> **SHORT PROBLEM**: Omit images. Retype all entries verbatim.

> **DATA PROVIDED**:
· · · ·
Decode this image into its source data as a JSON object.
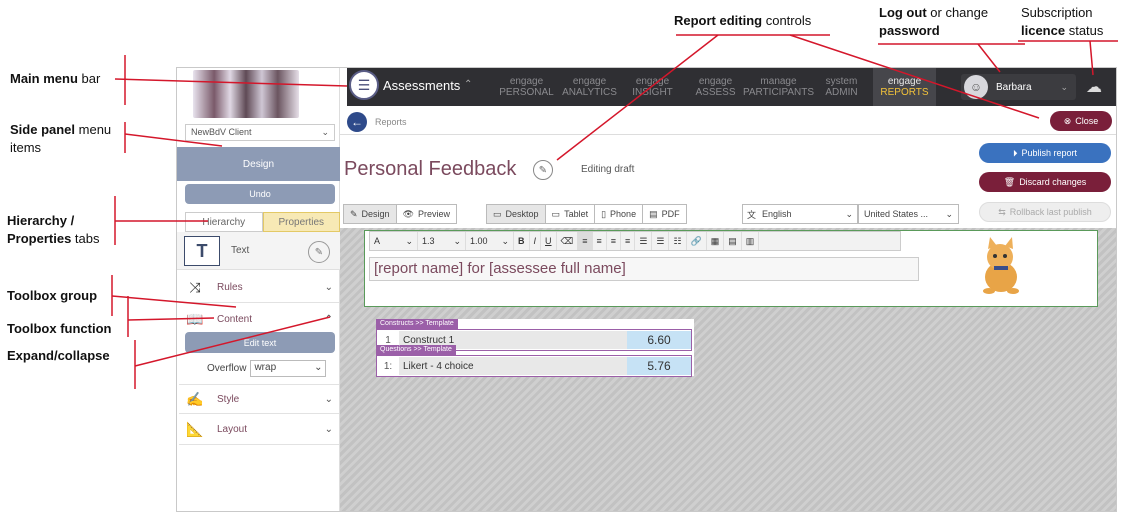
{
  "annotations": {
    "main_menu": [
      "Main menu",
      " bar"
    ],
    "side_panel": [
      "Side panel",
      " menu",
      "items"
    ],
    "hier_props": [
      "Hierarchy /",
      "Properties",
      " tabs"
    ],
    "toolbox_group": "Toolbox group",
    "toolbox_function": "Toolbox function",
    "expand_collapse": "Expand/collapse",
    "report_editing": [
      "Report editing",
      "  controls"
    ],
    "logout": [
      "Log out",
      " or change",
      "password"
    ],
    "subscription": [
      "Subscription",
      "licence",
      "  status"
    ]
  },
  "topbar": {
    "app_title": "Assessments",
    "nav": [
      {
        "l1": "engage",
        "l2": "PERSONAL",
        "active": false
      },
      {
        "l1": "engage",
        "l2": "ANALYTICS",
        "active": false
      },
      {
        "l1": "engage",
        "l2": "INSIGHT",
        "active": false
      },
      {
        "l1": "engage",
        "l2": "ASSESS",
        "active": false
      },
      {
        "l1": "manage",
        "l2": "PARTICIPANTS",
        "active": false
      },
      {
        "l1": "system",
        "l2": "ADMIN",
        "active": false
      },
      {
        "l1": "engage",
        "l2": "REPORTS",
        "active": true
      }
    ],
    "user_name": "Barbara"
  },
  "sidebar": {
    "client": "NewBdV Client",
    "design_label": "Design",
    "undo_label": "Undo",
    "tab_hierarchy": "Hierarchy",
    "tab_properties": "Properties",
    "text_label": "Text",
    "rules_label": "Rules",
    "content_label": "Content",
    "edit_text_label": "Edit text",
    "overflow_label": "Overflow",
    "overflow_value": "wrap",
    "style_label": "Style",
    "layout_label": "Layout"
  },
  "main": {
    "crumb": "Reports",
    "close_label": "Close",
    "page_title": "Personal Feedback",
    "draft_label": "Editing draft",
    "publish_label": "Publish report",
    "discard_label": "Discard changes",
    "rollback_label": "Rollback last publish",
    "design_label": "Design",
    "preview_label": "Preview",
    "desktop_label": "Desktop",
    "tablet_label": "Tablet",
    "phone_label": "Phone",
    "pdf_label": "PDF",
    "language": "English",
    "locale": "United States ...",
    "line_height": "1.3",
    "spacing": "1.00",
    "text_value": "[report name] for [assessee full name]",
    "tag1": "Constructs >> Template",
    "row1": {
      "idx": "1",
      "name": "Construct 1",
      "value": "6.60"
    },
    "tag2": "Questions >> Template",
    "row2": {
      "idx": "1:",
      "name": "Likert - 4 choice",
      "value": "5.76"
    }
  }
}
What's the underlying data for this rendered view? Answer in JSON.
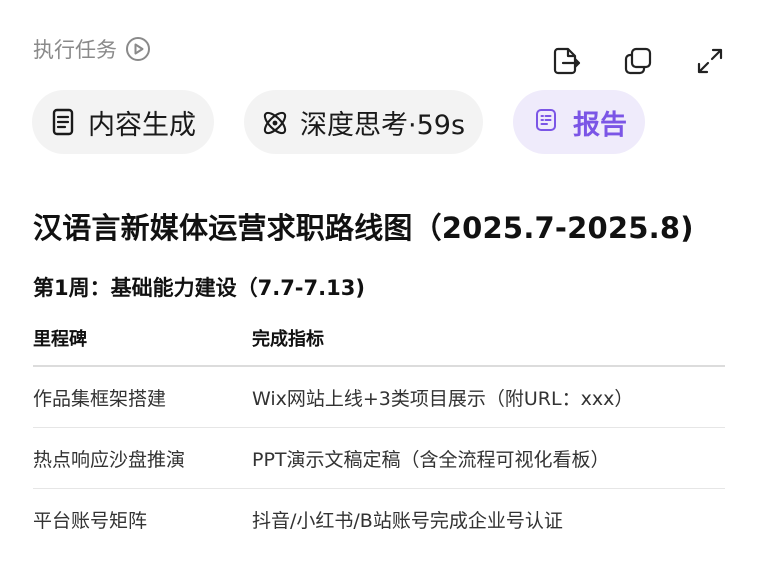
{
  "task": {
    "title": "执行任务",
    "play_icon": "play-circle-icon"
  },
  "toolbar": {
    "icons": [
      "export-icon",
      "copy-icon",
      "expand-icon"
    ]
  },
  "chips": [
    {
      "label": "内容生成",
      "icon": "document-icon",
      "active": false
    },
    {
      "label": "深度思考·59s",
      "icon": "atom-icon",
      "active": false
    },
    {
      "label": "报告",
      "icon": "report-icon",
      "active": true
    }
  ],
  "colors": {
    "accent": "#7b55e6",
    "accent_bg": "#efebfb",
    "chip_bg": "#f3f3f3",
    "muted_text": "#8a8a8a"
  },
  "document": {
    "title": "汉语言新媒体运营求职路线图（2025.7-2025.8)",
    "section": "第1周：基础能力建设（7.7-7.13)",
    "table": {
      "headers": [
        "里程碑",
        "完成指标"
      ],
      "rows": [
        [
          "作品集框架搭建",
          "Wix网站上线+3类项目展示（附URL：xxx）"
        ],
        [
          "热点响应沙盘推演",
          "PPT演示文稿定稿（含全流程可视化看板）"
        ],
        [
          "平台账号矩阵",
          "抖音/小红书/B站账号完成企业号认证"
        ]
      ]
    }
  }
}
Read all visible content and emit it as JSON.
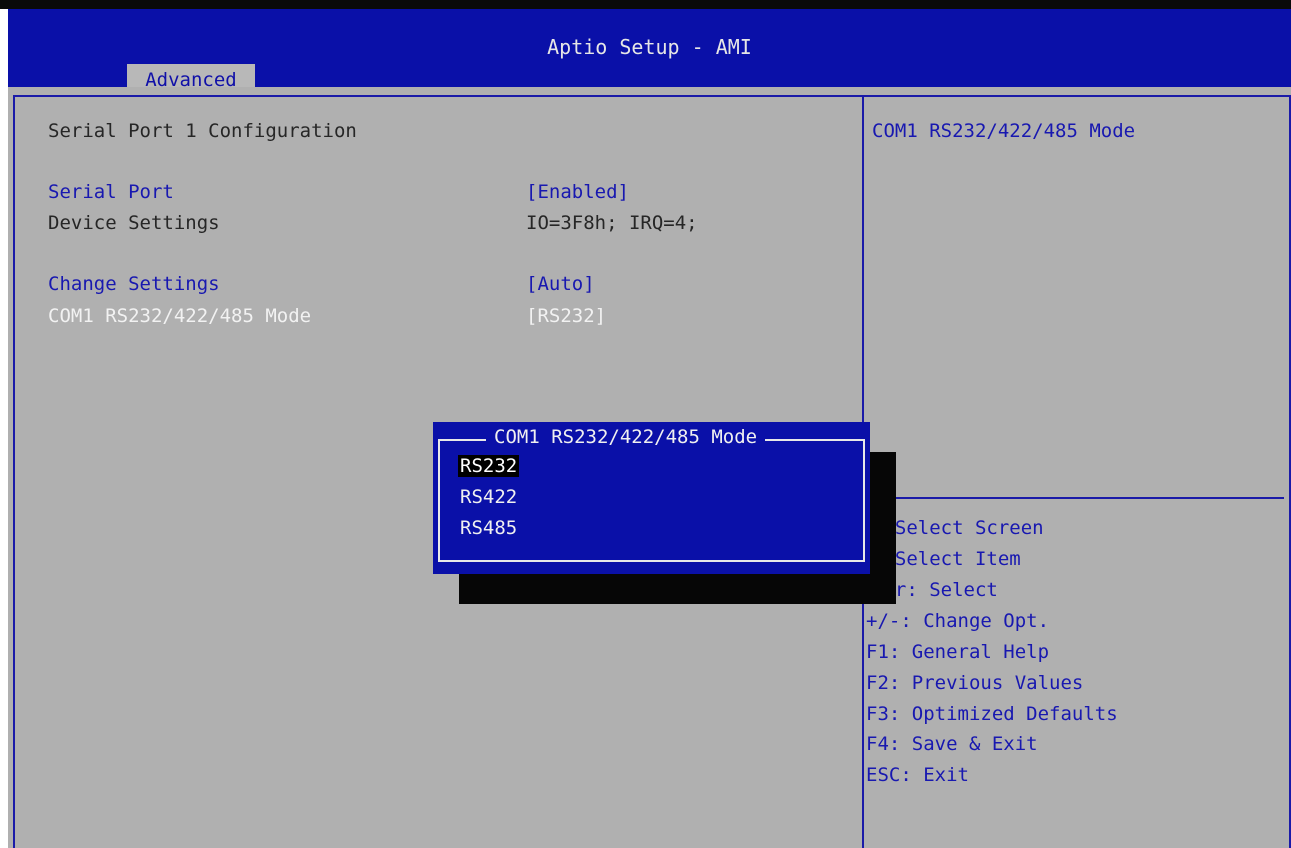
{
  "window": {
    "title": "Aptio Setup - AMI"
  },
  "tabs": [
    {
      "label": "Advanced",
      "active": true
    }
  ],
  "main": {
    "section_title": "Serial Port 1 Configuration",
    "items": [
      {
        "label": "Serial Port",
        "value": "[Enabled]"
      },
      {
        "label": "Device Settings",
        "value": "IO=3F8h; IRQ=4;"
      },
      {
        "label": "Change Settings",
        "value": "[Auto]"
      },
      {
        "label": "COM1 RS232/422/485 Mode",
        "value": "[RS232]"
      }
    ]
  },
  "help": {
    "description": "COM1 RS232/422/485 Mode",
    "keys": [
      ": Select Screen",
      ": Select Item",
      "ter: Select",
      "+/-: Change Opt.",
      "F1: General Help",
      "F2: Previous Values",
      "F3: Optimized Defaults",
      "F4: Save & Exit",
      "ESC: Exit"
    ]
  },
  "popup": {
    "title": "COM1 RS232/422/485 Mode",
    "options": [
      "RS232",
      "RS422",
      "RS485"
    ],
    "selected": "RS232"
  },
  "colors": {
    "header_bg": "#0a10a8",
    "body_bg": "#b0b0b0",
    "accent_text": "#1818b0",
    "selected_bg": "#000000"
  }
}
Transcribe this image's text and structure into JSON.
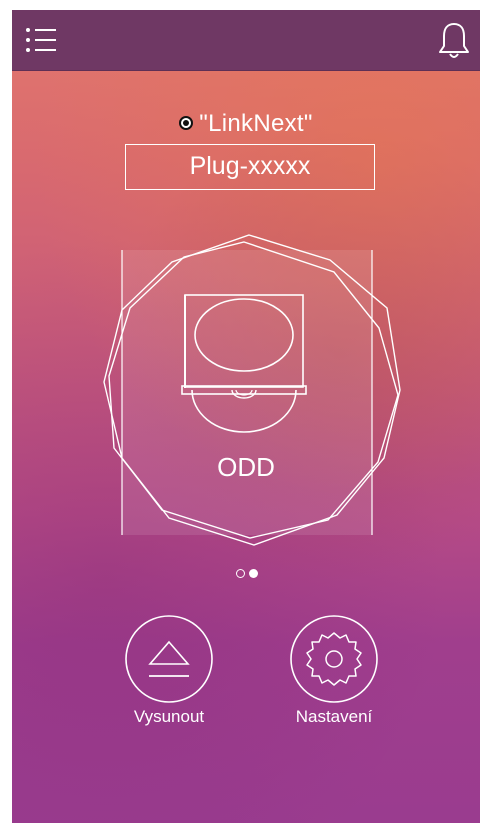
{
  "header": {
    "menu_icon": "menu-list-icon",
    "notification_icon": "bell-icon"
  },
  "device": {
    "status_icon": "radio-dot-icon",
    "title": "\"LinkNext\"",
    "name": "Plug-xxxxx"
  },
  "drive": {
    "icon": "optical-disc-drive-icon",
    "label": "ODD"
  },
  "pager": {
    "pages": 2,
    "active_index": 1
  },
  "actions": {
    "eject_label": "Vysunout",
    "eject_icon": "eject-icon",
    "settings_label": "Nastavení",
    "settings_icon": "gear-icon"
  },
  "colors": {
    "topbar": "#6f3864",
    "foreground": "#ffffff"
  }
}
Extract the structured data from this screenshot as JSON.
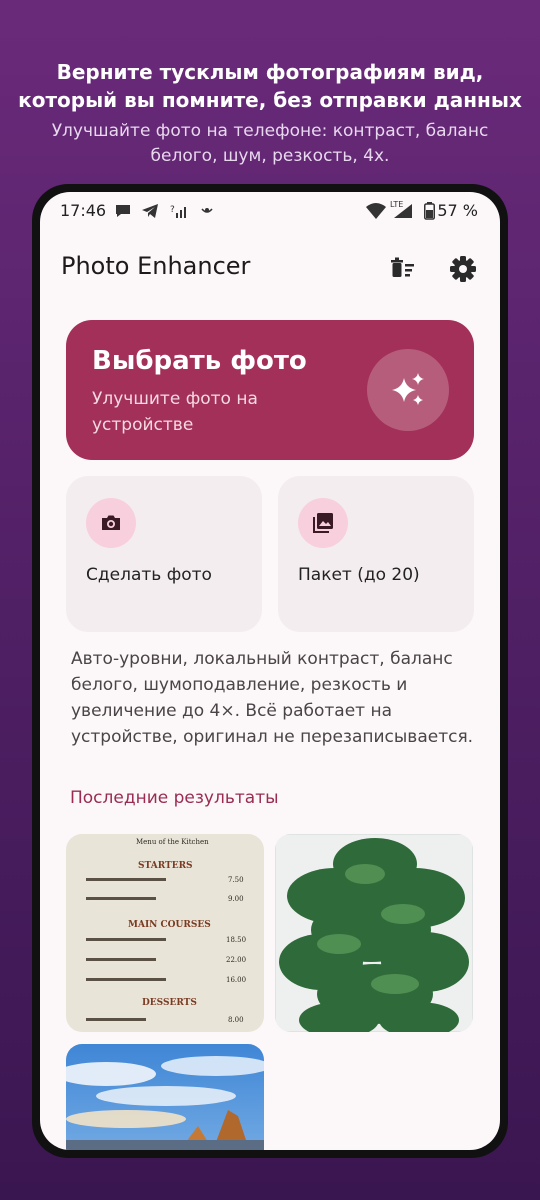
{
  "promo": {
    "title_line1": "Верните тусклым фотографиям вид,",
    "title_line2": "который вы помните, без отправки данных",
    "subtitle_line1": "Улучшайте фото на телефоне: контраст, баланс",
    "subtitle_line2": "белого, шум, резкость, 4x."
  },
  "status_bar": {
    "time": "17:46",
    "network": "LTE",
    "battery": "57 %"
  },
  "app": {
    "title": "Photo Enhancer"
  },
  "hero": {
    "title": "Выбрать фото",
    "subtitle": "Улучшите фото на устройстве"
  },
  "cards": {
    "camera_label": "Сделать фото",
    "batch_label": "Пакет (до 20)"
  },
  "description": "Авто-уровни, локальный контраст, баланс белого, шумоподавление, резкость и увеличение до 4×. Всё работает на устройстве, оригинал не перезаписывается.",
  "recent": {
    "title": "Последние результаты",
    "menu": {
      "header": "Menu of the Kitchen",
      "starters": "STARTERS",
      "main": "MAIN COURSES",
      "desserts": "DESSERTS",
      "price1": "7.50",
      "price2": "9.00",
      "price3": "18.50",
      "price4": "22.00",
      "price5": "16.00",
      "price6": "8.00"
    }
  },
  "colors": {
    "accent": "#a33058",
    "accent_text": "#9a2c54",
    "icon_bg": "#f8cfdd",
    "background_top": "#6a2a7a",
    "background_bottom": "#3a1650"
  }
}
· · · ·
> **THE RESULT**:
Decode this image into its source data as a JSON object.
{
  "annotations": {
    "main_menu": [
      "Main menu",
      " bar"
    ],
    "side_panel": [
      "Side panel",
      " menu",
      "items"
    ],
    "hier_props": [
      "Hierarchy /",
      "Properties",
      " tabs"
    ],
    "toolbox_group": "Toolbox group",
    "toolbox_function": "Toolbox function",
    "expand_collapse": "Expand/collapse",
    "report_editing": [
      "Report editing",
      "  controls"
    ],
    "logout": [
      "Log out",
      " or change",
      "password"
    ],
    "subscription": [
      "Subscription",
      "licence",
      "  status"
    ]
  },
  "topbar": {
    "app_title": "Assessments",
    "nav": [
      {
        "l1": "engage",
        "l2": "PERSONAL",
        "active": false
      },
      {
        "l1": "engage",
        "l2": "ANALYTICS",
        "active": false
      },
      {
        "l1": "engage",
        "l2": "INSIGHT",
        "active": false
      },
      {
        "l1": "engage",
        "l2": "ASSESS",
        "active": false
      },
      {
        "l1": "manage",
        "l2": "PARTICIPANTS",
        "active": false
      },
      {
        "l1": "system",
        "l2": "ADMIN",
        "active": false
      },
      {
        "l1": "engage",
        "l2": "REPORTS",
        "active": true
      }
    ],
    "user_name": "Barbara"
  },
  "sidebar": {
    "client": "NewBdV Client",
    "design_label": "Design",
    "undo_label": "Undo",
    "tab_hierarchy": "Hierarchy",
    "tab_properties": "Properties",
    "text_label": "Text",
    "rules_label": "Rules",
    "content_label": "Content",
    "edit_text_label": "Edit text",
    "overflow_label": "Overflow",
    "overflow_value": "wrap",
    "style_label": "Style",
    "layout_label": "Layout"
  },
  "main": {
    "crumb": "Reports",
    "close_label": "Close",
    "page_title": "Personal Feedback",
    "draft_label": "Editing draft",
    "publish_label": "Publish report",
    "discard_label": "Discard changes",
    "rollback_label": "Rollback last publish",
    "design_label": "Design",
    "preview_label": "Preview",
    "desktop_label": "Desktop",
    "tablet_label": "Tablet",
    "phone_label": "Phone",
    "pdf_label": "PDF",
    "language": "English",
    "locale": "United States ...",
    "line_height": "1.3",
    "spacing": "1.00",
    "text_value": "[report name] for [assessee full name]",
    "tag1": "Constructs >> Template",
    "row1": {
      "idx": "1",
      "name": "Construct 1",
      "value": "6.60"
    },
    "tag2": "Questions >> Template",
    "row2": {
      "idx": "1:",
      "name": "Likert - 4 choice",
      "value": "5.76"
    }
  }
}
What's the underlying data for this rendered view? Answer in JSON.
{
  "task": {
    "title": "执行任务",
    "play_icon": "play-circle-icon"
  },
  "toolbar": {
    "icons": [
      "export-icon",
      "copy-icon",
      "expand-icon"
    ]
  },
  "chips": [
    {
      "label": "内容生成",
      "icon": "document-icon",
      "active": false
    },
    {
      "label": "深度思考·59s",
      "icon": "atom-icon",
      "active": false
    },
    {
      "label": "报告",
      "icon": "report-icon",
      "active": true
    }
  ],
  "colors": {
    "accent": "#7b55e6",
    "accent_bg": "#efebfb",
    "chip_bg": "#f3f3f3",
    "muted_text": "#8a8a8a"
  },
  "document": {
    "title": "汉语言新媒体运营求职路线图（2025.7-2025.8)",
    "section": "第1周：基础能力建设（7.7-7.13)",
    "table": {
      "headers": [
        "里程碑",
        "完成指标"
      ],
      "rows": [
        [
          "作品集框架搭建",
          "Wix网站上线+3类项目展示（附URL：xxx）"
        ],
        [
          "热点响应沙盘推演",
          "PPT演示文稿定稿（含全流程可视化看板）"
        ],
        [
          "平台账号矩阵",
          "抖音/小红书/B站账号完成企业号认证"
        ]
      ]
    }
  }
}
Read all visible content and emit it as JSON.
{
  "window": {
    "title": "Aptio Setup - AMI"
  },
  "tabs": [
    {
      "label": "Advanced",
      "active": true
    }
  ],
  "main": {
    "section_title": "Serial Port 1 Configuration",
    "items": [
      {
        "label": "Serial Port",
        "value": "[Enabled]"
      },
      {
        "label": "Device Settings",
        "value": "IO=3F8h; IRQ=4;"
      },
      {
        "label": "Change Settings",
        "value": "[Auto]"
      },
      {
        "label": "COM1 RS232/422/485 Mode",
        "value": "[RS232]"
      }
    ]
  },
  "help": {
    "description": "COM1 RS232/422/485 Mode",
    "keys": [
      ": Select Screen",
      ": Select Item",
      "ter: Select",
      "+/-: Change Opt.",
      "F1: General Help",
      "F2: Previous Values",
      "F3: Optimized Defaults",
      "F4: Save & Exit",
      "ESC: Exit"
    ]
  },
  "popup": {
    "title": "COM1 RS232/422/485 Mode",
    "options": [
      "RS232",
      "RS422",
      "RS485"
    ],
    "selected": "RS232"
  },
  "colors": {
    "header_bg": "#0a10a8",
    "body_bg": "#b0b0b0",
    "accent_text": "#1818b0",
    "selected_bg": "#000000"
  }
}
Transcribe this image's text and structure into JSON.
{
  "header": {
    "menu_icon": "menu-list-icon",
    "notification_icon": "bell-icon"
  },
  "device": {
    "status_icon": "radio-dot-icon",
    "title": "\"LinkNext\"",
    "name": "Plug-xxxxx"
  },
  "drive": {
    "icon": "optical-disc-drive-icon",
    "label": "ODD"
  },
  "pager": {
    "pages": 2,
    "active_index": 1
  },
  "actions": {
    "eject_label": "Vysunout",
    "eject_icon": "eject-icon",
    "settings_label": "Nastavení",
    "settings_icon": "gear-icon"
  },
  "colors": {
    "topbar": "#6f3864",
    "foreground": "#ffffff"
  }
}
Extract the structured data from this screenshot as JSON.
{
  "promo": {
    "title_line1": "Верните тусклым фотографиям вид,",
    "title_line2": "который вы помните, без отправки данных",
    "subtitle_line1": "Улучшайте фото на телефоне: контраст, баланс",
    "subtitle_line2": "белого, шум, резкость, 4x."
  },
  "status_bar": {
    "time": "17:46",
    "network": "LTE",
    "battery": "57 %"
  },
  "app": {
    "title": "Photo Enhancer"
  },
  "hero": {
    "title": "Выбрать фото",
    "subtitle": "Улучшите фото на устройстве"
  },
  "cards": {
    "camera_label": "Сделать фото",
    "batch_label": "Пакет (до 20)"
  },
  "description": "Авто-уровни, локальный контраст, баланс белого, шумоподавление, резкость и увеличение до 4×. Всё работает на устройстве, оригинал не перезаписывается.",
  "recent": {
    "title": "Последние результаты",
    "menu": {
      "header": "Menu of the Kitchen",
      "starters": "STARTERS",
      "main": "MAIN COURSES",
      "desserts": "DESSERTS",
      "price1": "7.50",
      "price2": "9.00",
      "price3": "18.50",
      "price4": "22.00",
      "price5": "16.00",
      "price6": "8.00"
    }
  },
  "colors": {
    "accent": "#a33058",
    "accent_text": "#9a2c54",
    "icon_bg": "#f8cfdd",
    "background_top": "#6a2a7a",
    "background_bottom": "#3a1650"
  }
}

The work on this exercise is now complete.